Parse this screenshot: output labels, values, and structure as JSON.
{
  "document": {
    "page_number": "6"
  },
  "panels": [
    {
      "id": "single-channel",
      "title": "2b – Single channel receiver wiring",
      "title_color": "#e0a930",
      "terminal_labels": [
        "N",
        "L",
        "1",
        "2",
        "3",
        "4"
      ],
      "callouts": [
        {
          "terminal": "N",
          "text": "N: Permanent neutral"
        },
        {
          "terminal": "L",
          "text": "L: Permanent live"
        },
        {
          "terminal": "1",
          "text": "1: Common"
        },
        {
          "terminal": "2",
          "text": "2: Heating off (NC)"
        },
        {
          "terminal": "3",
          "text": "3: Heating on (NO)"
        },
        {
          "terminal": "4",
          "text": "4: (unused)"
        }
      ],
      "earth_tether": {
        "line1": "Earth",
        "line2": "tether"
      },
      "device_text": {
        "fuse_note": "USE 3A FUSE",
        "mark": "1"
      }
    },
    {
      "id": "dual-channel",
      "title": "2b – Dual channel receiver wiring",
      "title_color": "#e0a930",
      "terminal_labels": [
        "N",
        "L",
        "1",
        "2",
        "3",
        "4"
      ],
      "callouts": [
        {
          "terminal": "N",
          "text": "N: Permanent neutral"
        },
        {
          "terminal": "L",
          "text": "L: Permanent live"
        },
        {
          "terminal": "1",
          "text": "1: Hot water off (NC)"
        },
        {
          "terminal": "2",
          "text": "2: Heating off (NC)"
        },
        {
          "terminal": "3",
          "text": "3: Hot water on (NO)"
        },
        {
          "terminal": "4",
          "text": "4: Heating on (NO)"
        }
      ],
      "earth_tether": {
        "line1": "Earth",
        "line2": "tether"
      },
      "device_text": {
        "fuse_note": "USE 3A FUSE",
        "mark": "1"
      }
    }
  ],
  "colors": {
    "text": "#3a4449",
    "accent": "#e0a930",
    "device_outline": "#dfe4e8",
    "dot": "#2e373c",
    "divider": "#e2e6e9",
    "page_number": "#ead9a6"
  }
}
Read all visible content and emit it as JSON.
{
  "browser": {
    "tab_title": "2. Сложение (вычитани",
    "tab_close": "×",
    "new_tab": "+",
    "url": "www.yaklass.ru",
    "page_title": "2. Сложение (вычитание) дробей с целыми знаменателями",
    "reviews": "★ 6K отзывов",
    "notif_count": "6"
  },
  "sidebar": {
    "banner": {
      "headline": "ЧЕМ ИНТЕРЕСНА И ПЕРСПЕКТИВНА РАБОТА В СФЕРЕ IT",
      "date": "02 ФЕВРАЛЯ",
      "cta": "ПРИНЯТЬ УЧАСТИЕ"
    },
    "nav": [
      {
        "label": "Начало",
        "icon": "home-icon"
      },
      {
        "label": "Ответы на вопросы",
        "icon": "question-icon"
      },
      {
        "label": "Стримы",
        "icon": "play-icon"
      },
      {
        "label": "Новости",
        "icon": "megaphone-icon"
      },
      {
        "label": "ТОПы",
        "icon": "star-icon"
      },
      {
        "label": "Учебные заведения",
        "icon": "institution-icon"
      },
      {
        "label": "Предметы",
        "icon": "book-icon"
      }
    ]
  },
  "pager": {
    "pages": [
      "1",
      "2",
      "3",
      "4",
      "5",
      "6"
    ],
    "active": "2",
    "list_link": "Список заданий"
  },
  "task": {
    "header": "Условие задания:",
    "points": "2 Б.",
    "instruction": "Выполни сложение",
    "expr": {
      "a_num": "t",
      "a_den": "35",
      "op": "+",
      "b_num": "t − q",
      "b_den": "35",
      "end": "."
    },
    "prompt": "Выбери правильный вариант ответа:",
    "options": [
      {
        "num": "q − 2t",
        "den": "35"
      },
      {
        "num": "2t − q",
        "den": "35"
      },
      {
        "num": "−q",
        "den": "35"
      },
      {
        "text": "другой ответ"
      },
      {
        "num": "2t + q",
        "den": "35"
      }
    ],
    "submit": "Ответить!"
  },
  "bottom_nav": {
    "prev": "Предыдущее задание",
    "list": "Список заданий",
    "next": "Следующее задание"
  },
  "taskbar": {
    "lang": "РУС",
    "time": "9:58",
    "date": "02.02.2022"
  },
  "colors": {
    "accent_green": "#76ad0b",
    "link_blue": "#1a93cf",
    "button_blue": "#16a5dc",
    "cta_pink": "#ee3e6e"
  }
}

----

#### Task brief:
Reproduce the listing shown above in its entirety, exactly.

#### Task output:
Parse this screenshot: output labels, values, and structure as JSON.
{
  "document": {
    "page_number": "6"
  },
  "panels": [
    {
      "id": "single-channel",
      "title": "2b – Single channel receiver wiring",
      "title_color": "#e0a930",
      "terminal_labels": [
        "N",
        "L",
        "1",
        "2",
        "3",
        "4"
      ],
      "callouts": [
        {
          "terminal": "N",
          "text": "N: Permanent neutral"
        },
        {
          "terminal": "L",
          "text": "L: Permanent live"
        },
        {
          "terminal": "1",
          "text": "1: Common"
        },
        {
          "terminal": "2",
          "text": "2: Heating off (NC)"
        },
        {
          "terminal": "3",
          "text": "3: Heating on (NO)"
        },
        {
          "terminal": "4",
          "text": "4: (unused)"
        }
      ],
      "earth_tether": {
        "line1": "Earth",
        "line2": "tether"
      },
      "device_text": {
        "fuse_note": "USE 3A FUSE",
        "mark": "1"
      }
    },
    {
      "id": "dual-channel",
      "title": "2b – Dual channel receiver wiring",
      "title_color": "#e0a930",
      "terminal_labels": [
        "N",
        "L",
        "1",
        "2",
        "3",
        "4"
      ],
      "callouts": [
        {
          "terminal": "N",
          "text": "N: Permanent neutral"
        },
        {
          "terminal": "L",
          "text": "L: Permanent live"
        },
        {
          "terminal": "1",
          "text": "1: Hot water off (NC)"
        },
        {
          "terminal": "2",
          "text": "2: Heating off (NC)"
        },
        {
          "terminal": "3",
          "text": "3: Hot water on (NO)"
        },
        {
          "terminal": "4",
          "text": "4: Heating on (NO)"
        }
      ],
      "earth_tether": {
        "line1": "Earth",
        "line2": "tether"
      },
      "device_text": {
        "fuse_note": "USE 3A FUSE",
        "mark": "1"
      }
    }
  ],
  "colors": {
    "text": "#3a4449",
    "accent": "#e0a930",
    "device_outline": "#dfe4e8",
    "dot": "#2e373c",
    "divider": "#e2e6e9",
    "page_number": "#ead9a6"
  }
}
Read all visible content and emit it as JSON.
{
  "browser": {
    "tab_title": "2. Сложение (вычитани",
    "tab_close": "×",
    "new_tab": "+",
    "url": "www.yaklass.ru",
    "page_title": "2. Сложение (вычитание) дробей с целыми знаменателями",
    "reviews": "★ 6K отзывов",
    "notif_count": "6"
  },
  "sidebar": {
    "banner": {
      "headline": "ЧЕМ ИНТЕРЕСНА И ПЕРСПЕКТИВНА РАБОТА В СФЕРЕ IT",
      "date": "02 ФЕВРАЛЯ",
      "cta": "ПРИНЯТЬ УЧАСТИЕ"
    },
    "nav": [
      {
        "label": "Начало",
        "icon": "home-icon"
      },
      {
        "label": "Ответы на вопросы",
        "icon": "question-icon"
      },
      {
        "label": "Стримы",
        "icon": "play-icon"
      },
      {
        "label": "Новости",
        "icon": "megaphone-icon"
      },
      {
        "label": "ТОПы",
        "icon": "star-icon"
      },
      {
        "label": "Учебные заведения",
        "icon": "institution-icon"
      },
      {
        "label": "Предметы",
        "icon": "book-icon"
      }
    ]
  },
  "pager": {
    "pages": [
      "1",
      "2",
      "3",
      "4",
      "5",
      "6"
    ],
    "active": "2",
    "list_link": "Список заданий"
  },
  "task": {
    "header": "Условие задания:",
    "points": "2 Б.",
    "instruction": "Выполни сложение",
    "expr": {
      "a_num": "t",
      "a_den": "35",
      "op": "+",
      "b_num": "t − q",
      "b_den": "35",
      "end": "."
    },
    "prompt": "Выбери правильный вариант ответа:",
    "options": [
      {
        "num": "q − 2t",
        "den": "35"
      },
      {
        "num": "2t − q",
        "den": "35"
      },
      {
        "num": "−q",
        "den": "35"
      },
      {
        "text": "другой ответ"
      },
      {
        "num": "2t + q",
        "den": "35"
      }
    ],
    "submit": "Ответить!"
  },
  "bottom_nav": {
    "prev": "Предыдущее задание",
    "list": "Список заданий",
    "next": "Следующее задание"
  },
  "taskbar": {
    "lang": "РУС",
    "time": "9:58",
    "date": "02.02.2022"
  },
  "colors": {
    "accent_green": "#76ad0b",
    "link_blue": "#1a93cf",
    "button_blue": "#16a5dc",
    "cta_pink": "#ee3e6e"
  }
}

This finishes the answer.